▸ YOUR INSTRUCTIONS: Gather every line from the entries below that includes "text".

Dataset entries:
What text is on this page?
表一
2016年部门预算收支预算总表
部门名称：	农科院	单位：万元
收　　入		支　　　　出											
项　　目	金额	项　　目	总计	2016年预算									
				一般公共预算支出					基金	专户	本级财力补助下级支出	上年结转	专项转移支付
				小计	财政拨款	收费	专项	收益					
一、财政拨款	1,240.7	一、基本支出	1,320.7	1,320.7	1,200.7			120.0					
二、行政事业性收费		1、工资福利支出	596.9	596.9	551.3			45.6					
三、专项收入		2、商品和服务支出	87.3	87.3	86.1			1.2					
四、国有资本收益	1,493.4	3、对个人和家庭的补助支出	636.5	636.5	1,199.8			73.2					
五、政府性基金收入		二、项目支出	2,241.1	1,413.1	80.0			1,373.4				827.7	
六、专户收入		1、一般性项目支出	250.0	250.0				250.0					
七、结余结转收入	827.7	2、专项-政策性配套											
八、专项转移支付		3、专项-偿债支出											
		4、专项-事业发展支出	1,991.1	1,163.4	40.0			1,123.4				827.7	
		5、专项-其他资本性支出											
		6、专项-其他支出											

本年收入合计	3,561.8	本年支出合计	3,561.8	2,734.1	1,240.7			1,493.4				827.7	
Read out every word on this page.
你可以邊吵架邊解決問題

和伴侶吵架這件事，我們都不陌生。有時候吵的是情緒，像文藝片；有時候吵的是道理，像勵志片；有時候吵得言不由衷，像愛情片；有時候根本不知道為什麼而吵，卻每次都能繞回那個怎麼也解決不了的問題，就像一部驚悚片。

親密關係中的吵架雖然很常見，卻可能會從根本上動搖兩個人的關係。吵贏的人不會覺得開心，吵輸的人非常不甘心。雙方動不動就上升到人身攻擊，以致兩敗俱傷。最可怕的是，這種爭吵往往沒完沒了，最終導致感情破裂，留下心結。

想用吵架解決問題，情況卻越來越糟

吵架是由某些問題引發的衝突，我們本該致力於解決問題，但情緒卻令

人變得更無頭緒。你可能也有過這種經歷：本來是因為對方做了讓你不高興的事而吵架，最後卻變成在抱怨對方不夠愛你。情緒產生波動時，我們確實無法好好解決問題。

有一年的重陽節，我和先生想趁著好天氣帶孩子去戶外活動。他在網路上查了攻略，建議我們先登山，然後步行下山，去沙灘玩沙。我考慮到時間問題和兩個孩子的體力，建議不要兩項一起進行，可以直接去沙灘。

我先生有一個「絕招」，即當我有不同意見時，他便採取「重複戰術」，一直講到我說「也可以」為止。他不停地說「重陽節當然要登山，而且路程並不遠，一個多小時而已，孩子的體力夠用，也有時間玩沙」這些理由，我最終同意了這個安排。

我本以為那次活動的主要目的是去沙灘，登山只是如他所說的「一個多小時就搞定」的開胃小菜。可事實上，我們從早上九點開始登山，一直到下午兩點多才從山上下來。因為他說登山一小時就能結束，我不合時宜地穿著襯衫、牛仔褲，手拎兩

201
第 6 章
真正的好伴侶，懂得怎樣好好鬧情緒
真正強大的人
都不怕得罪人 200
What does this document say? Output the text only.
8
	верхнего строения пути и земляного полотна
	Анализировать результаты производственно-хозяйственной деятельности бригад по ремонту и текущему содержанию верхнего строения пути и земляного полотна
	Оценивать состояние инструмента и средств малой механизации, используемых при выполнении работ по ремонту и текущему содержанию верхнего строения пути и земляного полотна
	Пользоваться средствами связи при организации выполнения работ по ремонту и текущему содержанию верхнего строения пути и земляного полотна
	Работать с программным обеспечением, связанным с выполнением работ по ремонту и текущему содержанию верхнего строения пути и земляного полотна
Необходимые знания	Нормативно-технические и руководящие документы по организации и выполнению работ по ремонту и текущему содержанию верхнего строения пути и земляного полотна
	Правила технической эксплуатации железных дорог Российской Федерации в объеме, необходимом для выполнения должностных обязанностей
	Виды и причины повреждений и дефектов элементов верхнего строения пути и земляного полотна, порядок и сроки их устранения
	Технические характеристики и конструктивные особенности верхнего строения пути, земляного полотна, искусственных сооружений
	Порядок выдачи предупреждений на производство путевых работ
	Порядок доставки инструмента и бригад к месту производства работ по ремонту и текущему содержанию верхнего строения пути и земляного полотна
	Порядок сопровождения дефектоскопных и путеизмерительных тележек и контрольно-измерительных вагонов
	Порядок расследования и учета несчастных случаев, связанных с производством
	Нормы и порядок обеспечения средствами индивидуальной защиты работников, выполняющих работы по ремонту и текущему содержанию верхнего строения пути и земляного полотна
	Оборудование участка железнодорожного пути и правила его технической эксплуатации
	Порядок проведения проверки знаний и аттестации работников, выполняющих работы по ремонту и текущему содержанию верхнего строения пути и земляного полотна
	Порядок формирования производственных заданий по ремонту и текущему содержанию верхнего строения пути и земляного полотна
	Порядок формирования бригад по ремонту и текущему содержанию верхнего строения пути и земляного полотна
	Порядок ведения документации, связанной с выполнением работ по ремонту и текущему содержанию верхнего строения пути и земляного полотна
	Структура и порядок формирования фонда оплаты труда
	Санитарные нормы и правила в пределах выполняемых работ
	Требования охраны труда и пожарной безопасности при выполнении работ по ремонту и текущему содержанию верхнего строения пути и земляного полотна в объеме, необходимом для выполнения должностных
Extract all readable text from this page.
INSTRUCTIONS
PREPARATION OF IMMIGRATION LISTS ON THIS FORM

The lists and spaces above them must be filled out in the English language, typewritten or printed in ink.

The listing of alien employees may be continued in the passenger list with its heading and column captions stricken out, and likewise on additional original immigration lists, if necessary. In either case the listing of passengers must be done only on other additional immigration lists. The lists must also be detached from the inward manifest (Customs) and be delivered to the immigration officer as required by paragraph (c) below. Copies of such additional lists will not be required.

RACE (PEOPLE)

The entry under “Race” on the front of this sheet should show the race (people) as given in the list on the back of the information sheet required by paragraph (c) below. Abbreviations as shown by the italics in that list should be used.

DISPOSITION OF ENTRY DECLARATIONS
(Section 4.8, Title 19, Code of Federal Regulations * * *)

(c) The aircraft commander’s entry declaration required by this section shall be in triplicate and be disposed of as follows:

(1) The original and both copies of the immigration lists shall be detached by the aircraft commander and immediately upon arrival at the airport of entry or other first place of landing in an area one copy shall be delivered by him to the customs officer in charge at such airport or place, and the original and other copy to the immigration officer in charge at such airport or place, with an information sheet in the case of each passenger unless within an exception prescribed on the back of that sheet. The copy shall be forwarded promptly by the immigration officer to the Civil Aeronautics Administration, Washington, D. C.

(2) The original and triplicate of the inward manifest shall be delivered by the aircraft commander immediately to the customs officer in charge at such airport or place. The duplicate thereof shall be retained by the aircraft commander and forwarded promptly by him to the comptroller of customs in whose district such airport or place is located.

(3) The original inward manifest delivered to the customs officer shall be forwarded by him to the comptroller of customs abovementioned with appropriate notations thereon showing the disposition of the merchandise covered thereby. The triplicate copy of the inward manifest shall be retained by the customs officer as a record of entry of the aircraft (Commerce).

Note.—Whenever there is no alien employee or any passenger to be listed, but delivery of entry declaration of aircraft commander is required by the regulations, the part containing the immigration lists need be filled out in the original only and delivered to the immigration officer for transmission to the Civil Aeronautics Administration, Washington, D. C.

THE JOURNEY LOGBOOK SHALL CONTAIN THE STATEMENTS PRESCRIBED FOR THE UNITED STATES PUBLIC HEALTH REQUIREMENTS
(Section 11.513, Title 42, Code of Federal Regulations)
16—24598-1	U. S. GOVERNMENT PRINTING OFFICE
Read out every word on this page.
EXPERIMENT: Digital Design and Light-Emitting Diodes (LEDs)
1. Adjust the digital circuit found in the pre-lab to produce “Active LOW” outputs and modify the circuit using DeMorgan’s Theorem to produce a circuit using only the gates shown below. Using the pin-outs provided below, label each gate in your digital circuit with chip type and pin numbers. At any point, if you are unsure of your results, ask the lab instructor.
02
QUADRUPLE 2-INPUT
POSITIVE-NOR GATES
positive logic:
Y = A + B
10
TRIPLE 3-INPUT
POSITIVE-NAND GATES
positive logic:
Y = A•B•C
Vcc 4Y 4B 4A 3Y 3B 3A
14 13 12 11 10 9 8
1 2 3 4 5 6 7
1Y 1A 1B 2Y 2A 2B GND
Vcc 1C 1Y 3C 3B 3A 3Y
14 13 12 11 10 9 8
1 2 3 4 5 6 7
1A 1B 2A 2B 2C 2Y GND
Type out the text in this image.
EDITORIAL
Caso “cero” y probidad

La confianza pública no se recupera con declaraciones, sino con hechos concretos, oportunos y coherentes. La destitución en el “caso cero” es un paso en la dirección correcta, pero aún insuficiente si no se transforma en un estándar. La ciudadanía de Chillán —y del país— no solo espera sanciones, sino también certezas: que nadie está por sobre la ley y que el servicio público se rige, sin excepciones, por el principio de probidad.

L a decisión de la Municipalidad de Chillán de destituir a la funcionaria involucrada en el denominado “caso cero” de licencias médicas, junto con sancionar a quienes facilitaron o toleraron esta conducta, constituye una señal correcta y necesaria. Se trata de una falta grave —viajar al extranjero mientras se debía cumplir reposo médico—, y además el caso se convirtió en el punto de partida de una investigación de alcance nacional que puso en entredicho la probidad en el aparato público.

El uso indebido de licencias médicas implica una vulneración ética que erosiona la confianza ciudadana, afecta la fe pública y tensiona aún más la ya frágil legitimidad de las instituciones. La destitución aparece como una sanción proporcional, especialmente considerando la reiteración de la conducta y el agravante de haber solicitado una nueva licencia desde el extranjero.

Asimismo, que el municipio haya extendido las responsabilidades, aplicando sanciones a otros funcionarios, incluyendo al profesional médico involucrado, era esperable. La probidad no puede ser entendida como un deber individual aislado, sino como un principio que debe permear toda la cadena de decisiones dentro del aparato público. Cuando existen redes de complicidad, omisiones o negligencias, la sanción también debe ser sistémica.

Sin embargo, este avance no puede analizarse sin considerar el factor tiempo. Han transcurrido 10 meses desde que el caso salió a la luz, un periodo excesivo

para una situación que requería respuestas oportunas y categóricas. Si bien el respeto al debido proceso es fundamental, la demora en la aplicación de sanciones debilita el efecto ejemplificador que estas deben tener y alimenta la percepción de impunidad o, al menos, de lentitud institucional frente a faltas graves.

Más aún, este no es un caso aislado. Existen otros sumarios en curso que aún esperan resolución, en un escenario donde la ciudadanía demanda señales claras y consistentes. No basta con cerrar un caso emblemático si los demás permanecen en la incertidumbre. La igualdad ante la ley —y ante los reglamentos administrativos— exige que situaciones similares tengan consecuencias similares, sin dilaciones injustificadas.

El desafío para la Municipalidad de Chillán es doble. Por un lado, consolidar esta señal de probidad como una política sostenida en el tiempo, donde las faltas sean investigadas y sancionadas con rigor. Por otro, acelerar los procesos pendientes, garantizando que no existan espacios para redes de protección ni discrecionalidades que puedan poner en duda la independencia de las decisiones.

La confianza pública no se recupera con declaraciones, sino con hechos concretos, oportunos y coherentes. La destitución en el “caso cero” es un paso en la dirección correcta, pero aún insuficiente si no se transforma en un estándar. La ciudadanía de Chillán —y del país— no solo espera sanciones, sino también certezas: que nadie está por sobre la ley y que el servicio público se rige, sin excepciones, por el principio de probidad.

▸ TASK OUTPUT:
What text is on this page?
What does this document say? Output the text only.
Extract all readable text from this page.
Type out the text in this image.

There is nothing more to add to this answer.